Set exercise: How many lines of the entries below include the word "циркония"? Answer with the number alone.

• • • • •

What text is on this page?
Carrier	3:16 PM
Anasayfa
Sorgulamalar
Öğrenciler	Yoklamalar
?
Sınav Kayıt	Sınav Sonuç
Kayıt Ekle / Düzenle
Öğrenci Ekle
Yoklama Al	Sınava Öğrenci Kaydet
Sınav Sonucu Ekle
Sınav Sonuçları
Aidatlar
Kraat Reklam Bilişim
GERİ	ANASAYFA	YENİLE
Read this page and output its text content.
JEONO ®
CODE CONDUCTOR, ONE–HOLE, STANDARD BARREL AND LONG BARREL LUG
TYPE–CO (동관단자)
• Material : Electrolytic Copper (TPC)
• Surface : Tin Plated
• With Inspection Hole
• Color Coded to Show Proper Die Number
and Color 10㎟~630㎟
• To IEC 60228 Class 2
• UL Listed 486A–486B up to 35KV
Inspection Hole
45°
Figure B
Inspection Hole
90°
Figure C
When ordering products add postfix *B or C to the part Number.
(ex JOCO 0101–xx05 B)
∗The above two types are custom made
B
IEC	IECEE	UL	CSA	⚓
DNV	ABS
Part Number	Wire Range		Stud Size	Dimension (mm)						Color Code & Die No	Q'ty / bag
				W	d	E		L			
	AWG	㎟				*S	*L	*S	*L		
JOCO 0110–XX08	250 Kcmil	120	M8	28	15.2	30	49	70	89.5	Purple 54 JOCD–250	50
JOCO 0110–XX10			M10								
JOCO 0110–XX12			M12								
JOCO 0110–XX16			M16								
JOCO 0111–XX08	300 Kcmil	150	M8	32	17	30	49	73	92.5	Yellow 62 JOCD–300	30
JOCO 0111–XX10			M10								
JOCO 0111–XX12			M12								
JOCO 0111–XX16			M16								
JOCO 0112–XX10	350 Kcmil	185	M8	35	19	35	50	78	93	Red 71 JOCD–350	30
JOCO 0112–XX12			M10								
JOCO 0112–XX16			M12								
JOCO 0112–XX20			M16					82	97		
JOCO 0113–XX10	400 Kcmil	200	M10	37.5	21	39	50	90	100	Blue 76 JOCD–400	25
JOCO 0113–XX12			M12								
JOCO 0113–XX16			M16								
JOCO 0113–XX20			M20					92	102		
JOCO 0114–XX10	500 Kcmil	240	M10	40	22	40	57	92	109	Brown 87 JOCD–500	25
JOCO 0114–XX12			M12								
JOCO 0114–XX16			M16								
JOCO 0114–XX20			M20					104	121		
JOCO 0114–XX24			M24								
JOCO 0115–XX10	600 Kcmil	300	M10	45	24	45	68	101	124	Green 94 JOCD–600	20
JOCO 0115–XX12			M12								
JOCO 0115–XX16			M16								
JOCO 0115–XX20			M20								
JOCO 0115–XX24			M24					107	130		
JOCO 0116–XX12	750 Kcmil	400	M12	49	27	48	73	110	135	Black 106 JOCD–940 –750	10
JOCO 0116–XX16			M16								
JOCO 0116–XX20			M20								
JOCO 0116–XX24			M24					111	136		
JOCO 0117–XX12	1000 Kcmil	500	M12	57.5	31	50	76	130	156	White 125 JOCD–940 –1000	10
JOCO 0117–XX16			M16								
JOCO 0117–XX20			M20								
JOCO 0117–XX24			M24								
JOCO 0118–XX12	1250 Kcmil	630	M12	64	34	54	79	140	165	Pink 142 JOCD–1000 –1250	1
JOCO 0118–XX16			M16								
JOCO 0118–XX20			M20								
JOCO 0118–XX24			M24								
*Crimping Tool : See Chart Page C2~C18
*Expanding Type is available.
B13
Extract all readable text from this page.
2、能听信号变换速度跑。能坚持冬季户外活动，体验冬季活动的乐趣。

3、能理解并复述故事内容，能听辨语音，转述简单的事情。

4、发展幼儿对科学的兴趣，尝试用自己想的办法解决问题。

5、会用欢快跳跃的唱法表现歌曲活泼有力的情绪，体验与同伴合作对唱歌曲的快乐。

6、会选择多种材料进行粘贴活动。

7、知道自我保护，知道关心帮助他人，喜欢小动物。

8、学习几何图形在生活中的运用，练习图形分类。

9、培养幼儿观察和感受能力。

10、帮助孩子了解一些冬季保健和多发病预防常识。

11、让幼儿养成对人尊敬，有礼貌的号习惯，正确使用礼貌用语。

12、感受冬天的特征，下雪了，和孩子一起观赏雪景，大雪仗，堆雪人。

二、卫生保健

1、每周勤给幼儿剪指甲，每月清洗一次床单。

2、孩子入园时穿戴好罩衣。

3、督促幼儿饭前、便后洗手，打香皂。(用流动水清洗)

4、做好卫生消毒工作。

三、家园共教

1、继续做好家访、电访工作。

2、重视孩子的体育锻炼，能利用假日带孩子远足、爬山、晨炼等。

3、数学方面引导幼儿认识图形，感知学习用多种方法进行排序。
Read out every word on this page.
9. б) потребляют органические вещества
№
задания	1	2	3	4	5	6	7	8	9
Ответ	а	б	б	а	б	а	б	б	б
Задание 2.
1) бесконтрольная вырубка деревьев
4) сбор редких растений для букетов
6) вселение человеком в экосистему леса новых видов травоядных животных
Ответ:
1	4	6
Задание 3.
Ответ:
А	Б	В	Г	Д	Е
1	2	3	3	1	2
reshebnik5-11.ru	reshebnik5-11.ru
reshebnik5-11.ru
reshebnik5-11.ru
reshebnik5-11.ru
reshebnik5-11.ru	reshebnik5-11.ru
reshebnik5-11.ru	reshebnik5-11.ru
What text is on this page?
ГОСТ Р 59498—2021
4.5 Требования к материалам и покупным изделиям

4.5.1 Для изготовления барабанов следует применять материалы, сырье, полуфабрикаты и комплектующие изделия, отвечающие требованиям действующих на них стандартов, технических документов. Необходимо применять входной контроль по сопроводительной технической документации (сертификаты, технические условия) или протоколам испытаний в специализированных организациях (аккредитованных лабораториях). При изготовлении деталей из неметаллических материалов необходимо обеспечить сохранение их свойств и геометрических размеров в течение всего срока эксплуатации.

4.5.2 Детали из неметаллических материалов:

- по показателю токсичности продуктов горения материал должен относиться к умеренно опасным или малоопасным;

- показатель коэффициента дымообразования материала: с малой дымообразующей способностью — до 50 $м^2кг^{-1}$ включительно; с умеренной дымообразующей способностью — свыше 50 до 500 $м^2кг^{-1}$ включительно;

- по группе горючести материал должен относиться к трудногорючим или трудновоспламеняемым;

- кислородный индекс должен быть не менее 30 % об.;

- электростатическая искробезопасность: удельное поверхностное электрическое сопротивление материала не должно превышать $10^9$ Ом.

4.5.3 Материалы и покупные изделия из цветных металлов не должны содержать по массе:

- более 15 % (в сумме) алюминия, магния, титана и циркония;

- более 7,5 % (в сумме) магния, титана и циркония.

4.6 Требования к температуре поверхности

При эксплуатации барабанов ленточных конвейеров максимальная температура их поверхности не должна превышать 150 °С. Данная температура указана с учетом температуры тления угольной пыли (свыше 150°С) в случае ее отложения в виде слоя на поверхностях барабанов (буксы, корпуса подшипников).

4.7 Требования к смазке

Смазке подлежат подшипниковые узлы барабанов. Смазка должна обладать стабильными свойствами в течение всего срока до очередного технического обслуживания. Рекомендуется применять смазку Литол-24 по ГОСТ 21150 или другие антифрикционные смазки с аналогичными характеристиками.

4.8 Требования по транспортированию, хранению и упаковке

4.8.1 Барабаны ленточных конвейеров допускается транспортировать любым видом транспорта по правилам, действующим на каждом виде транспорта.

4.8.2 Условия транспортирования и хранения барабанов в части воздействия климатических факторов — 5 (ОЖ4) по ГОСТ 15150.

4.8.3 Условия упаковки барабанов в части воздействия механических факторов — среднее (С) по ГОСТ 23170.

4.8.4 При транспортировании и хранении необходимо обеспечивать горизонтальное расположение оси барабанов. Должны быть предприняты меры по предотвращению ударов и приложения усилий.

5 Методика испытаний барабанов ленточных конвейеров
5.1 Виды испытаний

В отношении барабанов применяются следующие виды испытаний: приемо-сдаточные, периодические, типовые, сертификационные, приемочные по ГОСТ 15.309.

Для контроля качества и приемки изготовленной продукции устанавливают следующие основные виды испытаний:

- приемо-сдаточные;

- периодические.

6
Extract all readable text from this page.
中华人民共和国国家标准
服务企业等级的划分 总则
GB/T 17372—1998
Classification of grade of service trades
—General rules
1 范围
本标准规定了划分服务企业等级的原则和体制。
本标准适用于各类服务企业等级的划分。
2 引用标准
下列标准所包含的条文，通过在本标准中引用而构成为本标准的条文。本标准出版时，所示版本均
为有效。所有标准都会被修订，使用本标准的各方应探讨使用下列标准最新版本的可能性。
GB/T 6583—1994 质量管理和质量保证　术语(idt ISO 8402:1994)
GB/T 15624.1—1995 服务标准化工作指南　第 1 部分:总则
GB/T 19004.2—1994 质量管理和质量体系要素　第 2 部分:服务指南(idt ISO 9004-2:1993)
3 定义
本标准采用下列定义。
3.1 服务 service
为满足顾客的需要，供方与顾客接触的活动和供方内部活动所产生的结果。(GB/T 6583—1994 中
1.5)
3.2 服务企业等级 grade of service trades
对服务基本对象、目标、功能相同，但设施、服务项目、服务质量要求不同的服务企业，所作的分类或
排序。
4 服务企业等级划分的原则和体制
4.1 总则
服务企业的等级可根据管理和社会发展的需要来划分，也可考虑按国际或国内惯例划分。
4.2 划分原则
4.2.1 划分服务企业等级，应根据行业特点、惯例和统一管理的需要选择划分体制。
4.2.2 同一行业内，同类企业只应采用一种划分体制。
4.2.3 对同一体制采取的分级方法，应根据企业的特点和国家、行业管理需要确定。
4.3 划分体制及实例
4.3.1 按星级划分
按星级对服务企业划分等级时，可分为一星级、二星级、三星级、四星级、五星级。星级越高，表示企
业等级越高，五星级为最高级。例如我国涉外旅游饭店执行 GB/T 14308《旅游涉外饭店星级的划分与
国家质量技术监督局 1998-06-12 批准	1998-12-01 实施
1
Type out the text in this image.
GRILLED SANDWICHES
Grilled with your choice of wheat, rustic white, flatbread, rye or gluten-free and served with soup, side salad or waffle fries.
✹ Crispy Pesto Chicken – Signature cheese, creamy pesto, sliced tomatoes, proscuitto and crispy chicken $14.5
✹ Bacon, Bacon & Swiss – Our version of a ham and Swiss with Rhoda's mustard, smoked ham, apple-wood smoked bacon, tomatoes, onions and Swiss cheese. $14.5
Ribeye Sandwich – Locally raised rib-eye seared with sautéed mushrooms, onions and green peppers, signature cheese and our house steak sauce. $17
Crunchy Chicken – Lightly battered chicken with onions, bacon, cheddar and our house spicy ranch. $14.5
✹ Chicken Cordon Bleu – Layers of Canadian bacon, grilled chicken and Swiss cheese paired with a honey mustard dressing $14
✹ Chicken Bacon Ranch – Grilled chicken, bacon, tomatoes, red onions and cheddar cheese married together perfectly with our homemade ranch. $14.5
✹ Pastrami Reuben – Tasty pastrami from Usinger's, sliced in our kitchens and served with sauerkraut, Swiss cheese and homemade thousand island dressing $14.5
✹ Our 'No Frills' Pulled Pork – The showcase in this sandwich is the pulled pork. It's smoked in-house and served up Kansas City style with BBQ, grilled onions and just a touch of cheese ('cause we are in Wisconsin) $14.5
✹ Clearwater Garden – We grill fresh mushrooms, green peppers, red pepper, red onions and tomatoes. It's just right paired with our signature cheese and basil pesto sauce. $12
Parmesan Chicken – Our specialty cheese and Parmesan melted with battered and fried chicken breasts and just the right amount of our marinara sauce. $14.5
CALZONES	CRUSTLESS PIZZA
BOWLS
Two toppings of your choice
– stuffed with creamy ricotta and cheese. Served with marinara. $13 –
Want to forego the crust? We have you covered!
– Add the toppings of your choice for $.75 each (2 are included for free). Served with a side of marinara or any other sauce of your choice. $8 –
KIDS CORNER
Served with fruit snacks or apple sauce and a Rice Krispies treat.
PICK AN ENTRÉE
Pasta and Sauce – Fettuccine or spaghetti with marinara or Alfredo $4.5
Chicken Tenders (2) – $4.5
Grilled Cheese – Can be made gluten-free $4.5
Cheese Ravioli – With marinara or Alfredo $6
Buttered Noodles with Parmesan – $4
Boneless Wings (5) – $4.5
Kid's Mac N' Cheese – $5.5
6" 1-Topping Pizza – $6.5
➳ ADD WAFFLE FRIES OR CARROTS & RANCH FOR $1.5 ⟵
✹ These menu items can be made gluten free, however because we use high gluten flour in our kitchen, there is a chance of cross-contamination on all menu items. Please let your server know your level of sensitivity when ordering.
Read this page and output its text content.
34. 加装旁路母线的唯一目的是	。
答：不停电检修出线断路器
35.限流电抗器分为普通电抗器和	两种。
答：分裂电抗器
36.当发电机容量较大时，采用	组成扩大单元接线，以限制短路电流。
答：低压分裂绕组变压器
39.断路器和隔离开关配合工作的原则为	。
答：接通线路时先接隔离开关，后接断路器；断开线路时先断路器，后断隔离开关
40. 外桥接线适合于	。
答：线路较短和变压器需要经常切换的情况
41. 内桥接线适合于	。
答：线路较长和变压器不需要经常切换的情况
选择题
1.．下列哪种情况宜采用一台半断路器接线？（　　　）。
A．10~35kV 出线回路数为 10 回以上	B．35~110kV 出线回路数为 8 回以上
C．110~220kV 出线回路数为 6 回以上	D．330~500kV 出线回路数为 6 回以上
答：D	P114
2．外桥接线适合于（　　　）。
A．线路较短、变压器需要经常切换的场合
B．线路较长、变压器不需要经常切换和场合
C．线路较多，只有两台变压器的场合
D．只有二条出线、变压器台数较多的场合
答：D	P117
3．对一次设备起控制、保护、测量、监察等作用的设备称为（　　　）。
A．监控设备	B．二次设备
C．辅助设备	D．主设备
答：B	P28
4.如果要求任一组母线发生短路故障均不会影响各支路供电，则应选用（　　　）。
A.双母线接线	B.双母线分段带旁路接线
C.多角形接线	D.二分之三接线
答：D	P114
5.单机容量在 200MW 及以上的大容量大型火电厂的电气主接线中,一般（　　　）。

• • • • •

Exercise response: 2